===== ENTRIES

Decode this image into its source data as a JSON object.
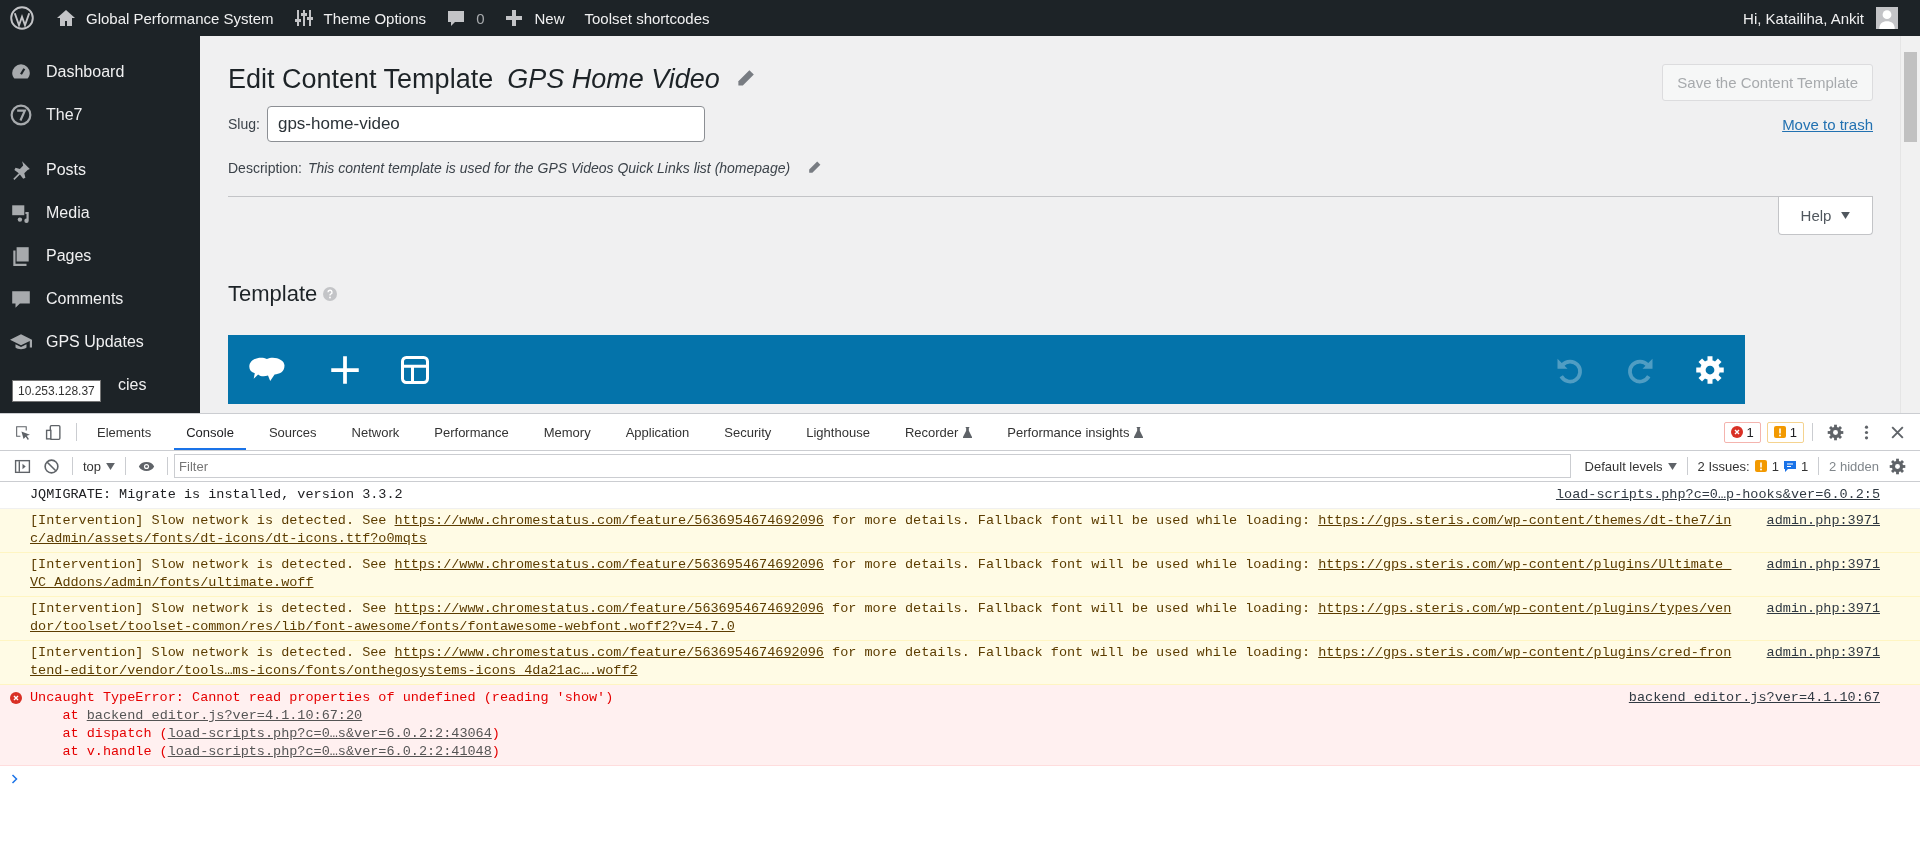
{
  "admin_bar": {
    "items": [
      {
        "kind": "logo"
      },
      {
        "kind": "home",
        "label": "Global Performance System"
      },
      {
        "kind": "sliders",
        "label": "Theme Options"
      },
      {
        "kind": "comments",
        "label": "0"
      },
      {
        "kind": "new",
        "label": "New"
      },
      {
        "kind": "text",
        "label": "Toolset shortcodes"
      }
    ],
    "greeting": "Hi, Katailiha, Ankit"
  },
  "sidebar": {
    "items": [
      {
        "kind": "dashboard",
        "label": "Dashboard"
      },
      {
        "kind": "seven",
        "label": "The7"
      },
      {
        "kind": "pin",
        "label": "Posts"
      },
      {
        "kind": "media",
        "label": "Media"
      },
      {
        "kind": "pages",
        "label": "Pages"
      },
      {
        "kind": "comment",
        "label": "Comments"
      },
      {
        "kind": "cap",
        "label": "GPS Updates"
      },
      {
        "label": "cies"
      }
    ],
    "tooltip": "10.253.128.37"
  },
  "page": {
    "title": "Edit Content Template",
    "template_name": "GPS Home Video",
    "slug_label": "Slug:",
    "slug": "gps-home-video",
    "description_label": "Description:",
    "description": "This content template is used for the GPS Videos Quick Links list (homepage)",
    "save_button": {
      "label": "Save the Content Template",
      "disabled": true
    },
    "trash_link": "Move to trash",
    "help_button": "Help",
    "section_title": "Template",
    "toolbar": [
      {
        "kind": "logo",
        "disabled": false
      },
      {
        "kind": "add",
        "disabled": false
      },
      {
        "kind": "layout",
        "disabled": false
      },
      {
        "kind": "undo",
        "disabled": true
      },
      {
        "kind": "redo",
        "disabled": true
      },
      {
        "kind": "settings",
        "disabled": false
      }
    ]
  },
  "devtools": {
    "tabs": [
      {
        "label": "Elements",
        "selected": false,
        "flask": false
      },
      {
        "label": "Console",
        "selected": true,
        "flask": false
      },
      {
        "label": "Sources",
        "selected": false,
        "flask": false
      },
      {
        "label": "Network",
        "selected": false,
        "flask": false
      },
      {
        "label": "Performance",
        "selected": false,
        "flask": false
      },
      {
        "label": "Memory",
        "selected": false,
        "flask": false
      },
      {
        "label": "Application",
        "selected": false,
        "flask": false
      },
      {
        "label": "Security",
        "selected": false,
        "flask": false
      },
      {
        "label": "Lighthouse",
        "selected": false,
        "flask": false
      },
      {
        "label": "Recorder",
        "selected": false,
        "flask": true
      },
      {
        "label": "Performance insights",
        "selected": false,
        "flask": true
      }
    ],
    "error_count": "1",
    "warning_count": "1",
    "filter": {
      "context": "top",
      "placeholder": "Filter",
      "levels": "Default levels",
      "issues_label": "2 Issues:",
      "issues": [
        {
          "kind": "warning",
          "count": "1"
        },
        {
          "kind": "info",
          "count": "1"
        }
      ],
      "hidden": "2 hidden"
    },
    "console": [
      {
        "kind": "log",
        "text": "JQMIGRATE: Migrate is installed, version 3.3.2",
        "source": "load-scripts.php?c=0…p-hooks&ver=6.0.2:5"
      },
      {
        "kind": "warning",
        "text": "[Intervention] Slow network is detected. See ",
        "link": "https://www.chromestatus.com/feature/5636954674692096",
        "text2": " for more details. Fallback font will be used while loading: ",
        "url": "https://gps.steris.com/wp-content/themes/dt-the7/in",
        "url_line2": "c/admin/assets/fonts/dt-icons/dt-icons.ttf?o0mqts",
        "source": "admin.php:3971"
      },
      {
        "kind": "warning",
        "text": "[Intervention] Slow network is detected. See ",
        "link": "https://www.chromestatus.com/feature/5636954674692096",
        "text2": " for more details. Fallback font will be used while loading: ",
        "url": "https://gps.steris.com/wp-content/plugins/Ultimate_",
        "url_line2": "VC_Addons/admin/fonts/ultimate.woff",
        "source": "admin.php:3971"
      },
      {
        "kind": "warning",
        "text": "[Intervention] Slow network is detected. See ",
        "link": "https://www.chromestatus.com/feature/5636954674692096",
        "text2": " for more details. Fallback font will be used while loading: ",
        "url": "https://gps.steris.com/wp-content/plugins/types/ven",
        "url_line2": "dor/toolset/toolset-common/res/lib/font-awesome/fonts/fontawesome-webfont.woff2?v=4.7.0",
        "source": "admin.php:3971"
      },
      {
        "kind": "warning",
        "text": "[Intervention] Slow network is detected. See ",
        "link": "https://www.chromestatus.com/feature/5636954674692096",
        "text2": " for more details. Fallback font will be used while loading: ",
        "url": "https://gps.steris.com/wp-content/plugins/cred-fron",
        "url_line2": "tend-editor/vendor/tools…ms-icons/fonts/onthegosystems-icons_4da21ac….woff2",
        "source": "admin.php:3971"
      },
      {
        "kind": "error",
        "text": "Uncaught TypeError: Cannot read properties of undefined (reading 'show')",
        "source": "backend_editor.js?ver=4.1.10:67",
        "stack": [
          {
            "before": "    at ",
            "link": "backend_editor.js?ver=4.1.10:67:20"
          },
          {
            "before": "    at dispatch (",
            "link": "load-scripts.php?c=0…s&ver=6.0.2:2:43064",
            "after": ")"
          },
          {
            "before": "    at v.handle (",
            "link": "load-scripts.php?c=0…s&ver=6.0.2:2:41048",
            "after": ")"
          }
        ]
      }
    ]
  }
}
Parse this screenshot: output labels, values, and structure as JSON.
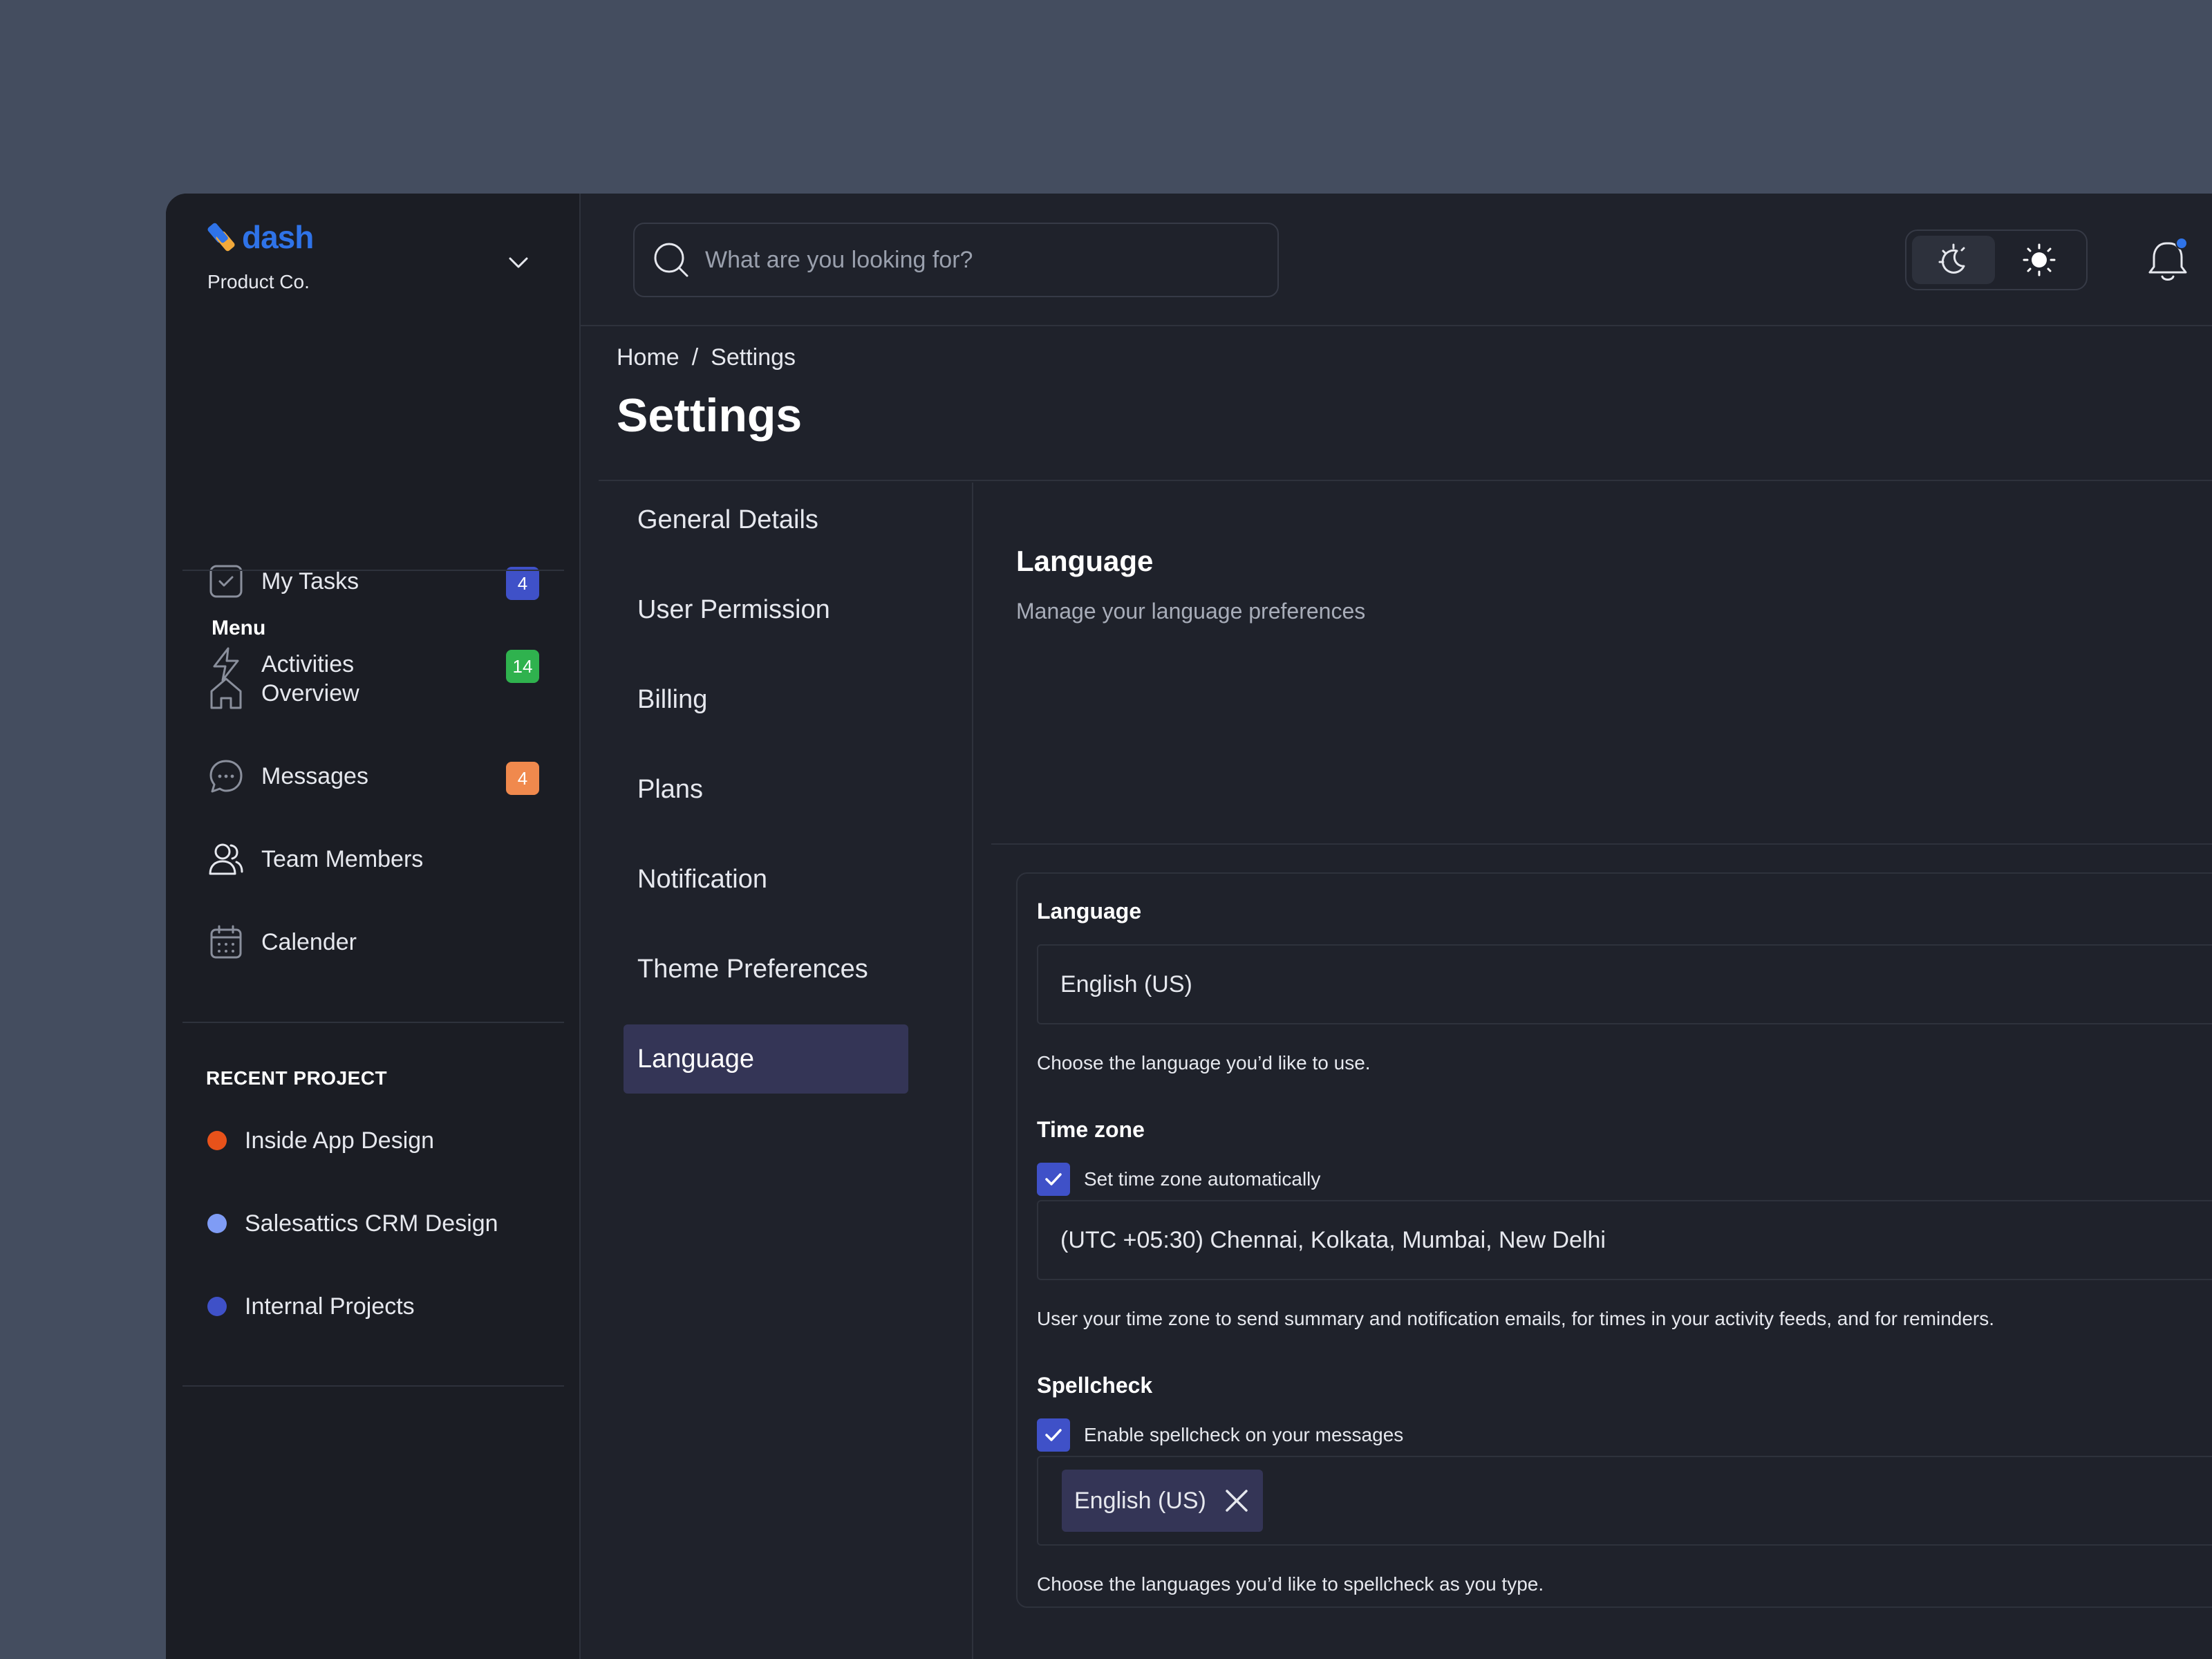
{
  "brand": {
    "name": "dash",
    "org": "Product Co."
  },
  "sidebar": {
    "top_items": [
      {
        "label": "My Tasks",
        "badge": "4",
        "badge_color": "#3f51c8"
      },
      {
        "label": "Activities",
        "badge": "14",
        "badge_color": "#2fb24e"
      }
    ],
    "menu_title": "Menu",
    "menu_items": [
      {
        "label": "Overview"
      },
      {
        "label": "Messages",
        "badge": "4",
        "badge_color": "#f0894d"
      },
      {
        "label": "Team Members"
      },
      {
        "label": "Calender"
      }
    ],
    "recent_title": "RECENT PROJECT",
    "projects": [
      {
        "label": "Inside App Design",
        "color": "#e8521a"
      },
      {
        "label": "Salesattics CRM Design",
        "color": "#7f9cf5"
      },
      {
        "label": "Internal Projects",
        "color": "#3f51c8"
      }
    ]
  },
  "topbar": {
    "search_placeholder": "What are you looking for?",
    "theme": "dark",
    "notification_dot_color": "#2f73e8"
  },
  "header": {
    "breadcrumb": [
      "Home",
      "/",
      "Settings"
    ],
    "title": "Settings"
  },
  "settings_nav": {
    "items": [
      "General Details",
      "User Permission",
      "Billing",
      "Plans",
      "Notification",
      "Theme Preferences",
      "Language"
    ],
    "active": "Language"
  },
  "content": {
    "title": "Language",
    "subtitle": "Manage your language preferences",
    "language": {
      "label": "Language",
      "value": "English (US)",
      "help": "Choose the language you’d like to use."
    },
    "timezone": {
      "label": "Time zone",
      "auto_label": "Set time zone automatically",
      "auto_checked": true,
      "value": "(UTC +05:30) Chennai, Kolkata, Mumbai, New Delhi",
      "help": "User your time zone to send summary and notification emails, for times in your activity feeds, and  for reminders."
    },
    "spellcheck": {
      "label": "Spellcheck",
      "enable_label": "Enable spellcheck on your messages",
      "enabled": true,
      "chip": "English (US)",
      "help": "Choose the languages you’d like to spellcheck as you type."
    }
  },
  "colors": {
    "accent": "#3f51c8",
    "brand": "#2f73e8",
    "background": "#1f222b",
    "sidebar": "#1b1d24"
  }
}
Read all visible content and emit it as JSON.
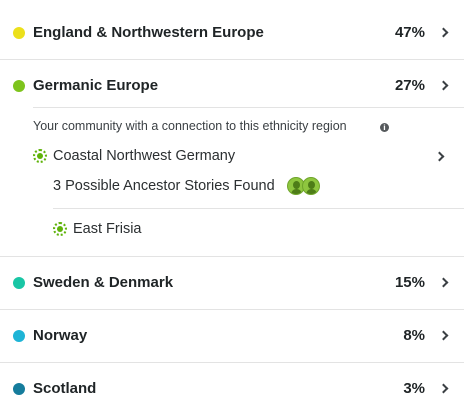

==========

__GOAL OF THE EXERCISE__: Among the entries above, how many lines hold the string "scripts"? Respond with nothing but the number.

__FULL RESPONSE__: 3